Extracted data entries:
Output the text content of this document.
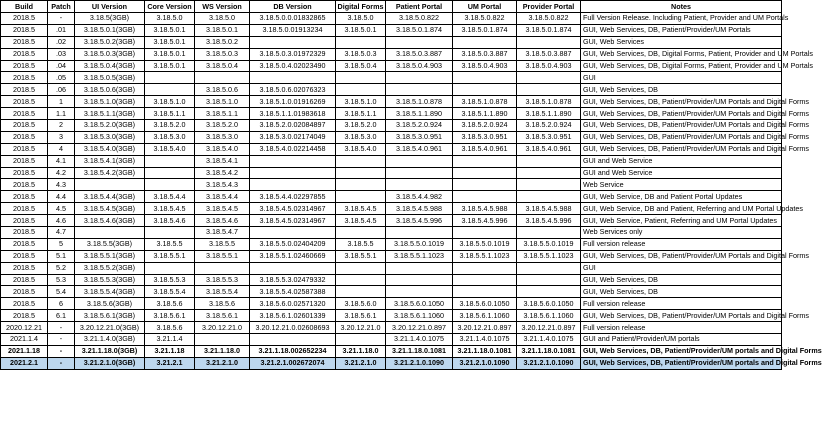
Build	Patch	UI Version	Core Version	WS Version	DB Version	Digital Forms	Patient Portal	UM Portal	Provider Portal	Notes
2018.5	-	3.18.5(3GB)	3.18.5.0	3.18.5.0	3.18.5.0.0.01832865	3.18.5.0	3.18.5.0.822	3.18.5.0.822	3.18.5.0.822	Full Version Release. Including Patient, Provider and UM Portals
2018.5	.01	3.18.5.0.1(3GB)	3.18.5.0.1	3.18.5.0.1	3.18.5.0.01913234	3.18.5.0.1	3.18.5.0.1.874	3.18.5.0.1.874	3.18.5.0.1.874	GUI, Web Services, DB, Patient/Provider/UM Portals
2018.5	.02	3.18.5.0.2(3GB)	3.18.5.0.1	3.18.5.0.2						GUI, Web Services
2018.5	.03	3.18.5.0.3(3GB)	3.18.5.0.1	3.18.5.0.3	3.18.5.0.3.01972329	3.18.5.0.3	3.18.5.0.3.887	3.18.5.0.3.887	3.18.5.0.3.887	GUI, Web Services, DB, Digital Forms, Patient, Provider and UM Portals
2018.5	.04	3.18.5.0.4(3GB)	3.18.5.0.1	3.18.5.0.4	3.18.5.0.4.02023490	3.18.5.0.4	3.18.5.0.4.903	3.18.5.0.4.903	3.18.5.0.4.903	GUI, Web Services, DB, Digital Forms, Patient, Provider and UM Portals
2018.5	.05	3.18.5.0.5(3GB)								GUI
2018.5	.06	3.18.5.0.6(3GB)		3.18.5.0.6	3.18.5.0.6.02076323					GUI, Web Services, DB
2018.5	1	3.18.5.1.0(3GB)	3.18.5.1.0	3.18.5.1.0	3.18.5.1.0.01916269	3.18.5.1.0	3.18.5.1.0.878	3.18.5.1.0.878	3.18.5.1.0.878	GUI, Web Services, DB, Patient/Provider/UM Portals and Digital Forms
2018.5	1.1	3.18.5.1.1(3GB)	3.18.5.1.1	3.18.5.1.1	3.18.5.1.1.01983618	3.18.5.1.1	3.18.5.1.1.890	3.18.5.1.1.890	3.18.5.1.1.890	GUI, Web Services, DB, Patient/Provider/UM Portals and Digital Forms
2018.5	2	3.18.5.2.0(3GB)	3.18.5.2.0	3.18.5.2.0	3.18.5.2.0.02084897	3.18.5.2.0	3.18.5.2.0.924	3.18.5.2.0.924	3.18.5.2.0.924	GUI, Web Services, DB, Patient/Provider/UM Portals and Digital Forms
2018.5	3	3.18.5.3.0(3GB)	3.18.5.3.0	3.18.5.3.0	3.18.5.3.0.02174049	3.18.5.3.0	3.18.5.3.0.951	3.18.5.3.0.951	3.18.5.3.0.951	GUI, Web Services, DB, Patient/Provider/UM Portals and Digital Forms
2018.5	4	3.18.5.4.0(3GB)	3.18.5.4.0	3.18.5.4.0	3.18.5.4.0.02214458	3.18.5.4.0	3.18.5.4.0.961	3.18.5.4.0.961	3.18.5.4.0.961	GUI, Web Services, DB, Patient/Provider/UM Portals and Digital Forms
2018.5	4.1	3.18.5.4.1(3GB)		3.18.5.4.1						GUI and Web Service
2018.5	4.2	3.18.5.4.2(3GB)		3.18.5.4.2						GUI and Web Service
2018.5	4.3			3.18.5.4.3						Web Service
2018.5	4.4	3.18.5.4.4(3GB)	3.18.5.4.4	3.18.5.4.4	3.18.5.4.4.02297855		3.18.5.4.4.982			GUI, Web Service, DB and Patient Portal Updates
2018.5	4.5	3.18.5.4.5(3GB)	3.18.5.4.5	3.18.5.4.5	3.18.5.4.5.02314967	3.18.5.4.5	3.18.5.4.5.988	3.18.5.4.5.988	3.18.5.4.5.988	GUI, Web Service, DB and Patient, Referring and UM Portal Updates
2018.5	4.6	3.18.5.4.6(3GB)	3.18.5.4.6	3.18.5.4.6	3.18.5.4.5.02314967	3.18.5.4.5	3.18.5.4.5.996	3.18.5.4.5.996	3.18.5.4.5.996	GUI, Web Service, Patient, Referring and UM Portal Updates
2018.5	4.7			3.18.5.4.7						Web Services only
2018.5	5	3.18.5.5(3GB)	3.18.5.5	3.18.5.5	3.18.5.5.0.02404209	3.18.5.5	3.18.5.5.0.1019	3.18.5.5.0.1019	3.18.5.5.0.1019	Full version release
2018.5	5.1	3.18.5.5.1(3GB)	3.18.5.5.1	3.18.5.5.1	3.18.5.5.1.02460669	3.18.5.5.1	3.18.5.5.1.1023	3.18.5.5.1.1023	3.18.5.5.1.1023	GUI, Web Services, DB, Patient/Provider/UM Portals and Digital Forms
2018.5	5.2	3.18.5.5.2(3GB)								GUI
2018.5	5.3	3.18.5.5.3(3GB)	3.18.5.5.3	3.18.5.5.3	3.18.5.5.3.02479332					GUI, Web Services, DB
2018.5	5.4	3.18.5.5.4(3GB)	3.18.5.5.4	3.18.5.5.4	3.18.5.5.4.02587388					GUI, Web Services, DB
2018.5	6	3.18.5.6(3GB)	3.18.5.6	3.18.5.6	3.18.5.6.0.02571320	3.18.5.6.0	3.18.5.6.0.1050	3.18.5.6.0.1050	3.18.5.6.0.1050	Full version release
2018.5	6.1	3.18.5.6.1(3GB)	3.18.5.6.1	3.18.5.6.1	3.18.5.6.1.02601339	3.18.5.6.1	3.18.5.6.1.1060	3.18.5.6.1.1060	3.18.5.6.1.1060	GUI, Web Services, DB, Patient/Provider/UM Portals and Digital Forms
2020.12.21	-	3.20.12.21.0(3GB)	3.18.5.6	3.20.12.21.0	3.20.12.21.0.02608693	3.20.12.21.0	3.20.12.21.0.897	3.20.12.21.0.897	3.20.12.21.0.897	Full version release
2021.1.4	-	3.21.1.4.0(3GB)	3.21.1.4				3.21.1.4.0.1075	3.21.1.4.0.1075	3.21.1.4.0.1075	GUI and Patient/Provider/UM portals
2021.1.18	-	3.21.1.18.0(3GB)	3.21.1.18	3.21.1.18.0	3.21.1.18.002652234	3.21.1.18.0	3.21.1.18.0.1081	3.21.1.18.0.1081	3.21.1.18.0.1081	GUI, Web Services, DB, Patient/Provider/UM portals and Digital Forms
2021.2.1	-	3.21.2.1.0(3GB)	3.21.2.1	3.21.2.1.0	3.21.2.1.002672074	3.21.2.1.0	3.21.2.1.0.1090	3.21.2.1.0.1090	3.21.2.1.0.1090	GUI, Web Services, DB, Patient/Provider/UM portals and Digital Forms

WHAT THE TASK ASKS:
Pictures don't belong in the copy. Transcribe every record exactly as it appears.

ANSWER IN FULL:
Output the text content of this document.
Build	Patch	UI Version	Core Version	WS Version	DB Version	Digital Forms	Patient Portal	UM Portal	Provider Portal	Notes
2018.5	-	3.18.5(3GB)	3.18.5.0	3.18.5.0	3.18.5.0.0.01832865	3.18.5.0	3.18.5.0.822	3.18.5.0.822	3.18.5.0.822	Full Version Release. Including Patient, Provider and UM Portals
2018.5	.01	3.18.5.0.1(3GB)	3.18.5.0.1	3.18.5.0.1	3.18.5.0.01913234	3.18.5.0.1	3.18.5.0.1.874	3.18.5.0.1.874	3.18.5.0.1.874	GUI, Web Services, DB, Patient/Provider/UM Portals
2018.5	.02	3.18.5.0.2(3GB)	3.18.5.0.1	3.18.5.0.2						GUI, Web Services
2018.5	.03	3.18.5.0.3(3GB)	3.18.5.0.1	3.18.5.0.3	3.18.5.0.3.01972329	3.18.5.0.3	3.18.5.0.3.887	3.18.5.0.3.887	3.18.5.0.3.887	GUI, Web Services, DB, Digital Forms, Patient, Provider and UM Portals
2018.5	.04	3.18.5.0.4(3GB)	3.18.5.0.1	3.18.5.0.4	3.18.5.0.4.02023490	3.18.5.0.4	3.18.5.0.4.903	3.18.5.0.4.903	3.18.5.0.4.903	GUI, Web Services, DB, Digital Forms, Patient, Provider and UM Portals
2018.5	.05	3.18.5.0.5(3GB)								GUI
2018.5	.06	3.18.5.0.6(3GB)		3.18.5.0.6	3.18.5.0.6.02076323					GUI, Web Services, DB
2018.5	1	3.18.5.1.0(3GB)	3.18.5.1.0	3.18.5.1.0	3.18.5.1.0.01916269	3.18.5.1.0	3.18.5.1.0.878	3.18.5.1.0.878	3.18.5.1.0.878	GUI, Web Services, DB, Patient/Provider/UM Portals and Digital Forms
2018.5	1.1	3.18.5.1.1(3GB)	3.18.5.1.1	3.18.5.1.1	3.18.5.1.1.01983618	3.18.5.1.1	3.18.5.1.1.890	3.18.5.1.1.890	3.18.5.1.1.890	GUI, Web Services, DB, Patient/Provider/UM Portals and Digital Forms
2018.5	2	3.18.5.2.0(3GB)	3.18.5.2.0	3.18.5.2.0	3.18.5.2.0.02084897	3.18.5.2.0	3.18.5.2.0.924	3.18.5.2.0.924	3.18.5.2.0.924	GUI, Web Services, DB, Patient/Provider/UM Portals and Digital Forms
2018.5	3	3.18.5.3.0(3GB)	3.18.5.3.0	3.18.5.3.0	3.18.5.3.0.02174049	3.18.5.3.0	3.18.5.3.0.951	3.18.5.3.0.951	3.18.5.3.0.951	GUI, Web Services, DB, Patient/Provider/UM Portals and Digital Forms
2018.5	4	3.18.5.4.0(3GB)	3.18.5.4.0	3.18.5.4.0	3.18.5.4.0.02214458	3.18.5.4.0	3.18.5.4.0.961	3.18.5.4.0.961	3.18.5.4.0.961	GUI, Web Services, DB, Patient/Provider/UM Portals and Digital Forms
2018.5	4.1	3.18.5.4.1(3GB)		3.18.5.4.1						GUI and Web Service
2018.5	4.2	3.18.5.4.2(3GB)		3.18.5.4.2						GUI and Web Service
2018.5	4.3			3.18.5.4.3						Web Service
2018.5	4.4	3.18.5.4.4(3GB)	3.18.5.4.4	3.18.5.4.4	3.18.5.4.4.02297855		3.18.5.4.4.982			GUI, Web Service, DB and Patient Portal Updates
2018.5	4.5	3.18.5.4.5(3GB)	3.18.5.4.5	3.18.5.4.5	3.18.5.4.5.02314967	3.18.5.4.5	3.18.5.4.5.988	3.18.5.4.5.988	3.18.5.4.5.988	GUI, Web Service, DB and Patient, Referring and UM Portal Updates
2018.5	4.6	3.18.5.4.6(3GB)	3.18.5.4.6	3.18.5.4.6	3.18.5.4.5.02314967	3.18.5.4.5	3.18.5.4.5.996	3.18.5.4.5.996	3.18.5.4.5.996	GUI, Web Service, Patient, Referring and UM Portal Updates
2018.5	4.7			3.18.5.4.7						Web Services only
2018.5	5	3.18.5.5(3GB)	3.18.5.5	3.18.5.5	3.18.5.5.0.02404209	3.18.5.5	3.18.5.5.0.1019	3.18.5.5.0.1019	3.18.5.5.0.1019	Full version release
2018.5	5.1	3.18.5.5.1(3GB)	3.18.5.5.1	3.18.5.5.1	3.18.5.5.1.02460669	3.18.5.5.1	3.18.5.5.1.1023	3.18.5.5.1.1023	3.18.5.5.1.1023	GUI, Web Services, DB, Patient/Provider/UM Portals and Digital Forms
2018.5	5.2	3.18.5.5.2(3GB)								GUI
2018.5	5.3	3.18.5.5.3(3GB)	3.18.5.5.3	3.18.5.5.3	3.18.5.5.3.02479332					GUI, Web Services, DB
2018.5	5.4	3.18.5.5.4(3GB)	3.18.5.5.4	3.18.5.5.4	3.18.5.5.4.02587388					GUI, Web Services, DB
2018.5	6	3.18.5.6(3GB)	3.18.5.6	3.18.5.6	3.18.5.6.0.02571320	3.18.5.6.0	3.18.5.6.0.1050	3.18.5.6.0.1050	3.18.5.6.0.1050	Full version release
2018.5	6.1	3.18.5.6.1(3GB)	3.18.5.6.1	3.18.5.6.1	3.18.5.6.1.02601339	3.18.5.6.1	3.18.5.6.1.1060	3.18.5.6.1.1060	3.18.5.6.1.1060	GUI, Web Services, DB, Patient/Provider/UM Portals and Digital Forms
2020.12.21	-	3.20.12.21.0(3GB)	3.18.5.6	3.20.12.21.0	3.20.12.21.0.02608693	3.20.12.21.0	3.20.12.21.0.897	3.20.12.21.0.897	3.20.12.21.0.897	Full version release
2021.1.4	-	3.21.1.4.0(3GB)	3.21.1.4				3.21.1.4.0.1075	3.21.1.4.0.1075	3.21.1.4.0.1075	GUI and Patient/Provider/UM portals
2021.1.18	-	3.21.1.18.0(3GB)	3.21.1.18	3.21.1.18.0	3.21.1.18.002652234	3.21.1.18.0	3.21.1.18.0.1081	3.21.1.18.0.1081	3.21.1.18.0.1081	GUI, Web Services, DB, Patient/Provider/UM portals and Digital Forms
2021.2.1	-	3.21.2.1.0(3GB)	3.21.2.1	3.21.2.1.0	3.21.2.1.002672074	3.21.2.1.0	3.21.2.1.0.1090	3.21.2.1.0.1090	3.21.2.1.0.1090	GUI, Web Services, DB, Patient/Provider/UM portals and Digital Forms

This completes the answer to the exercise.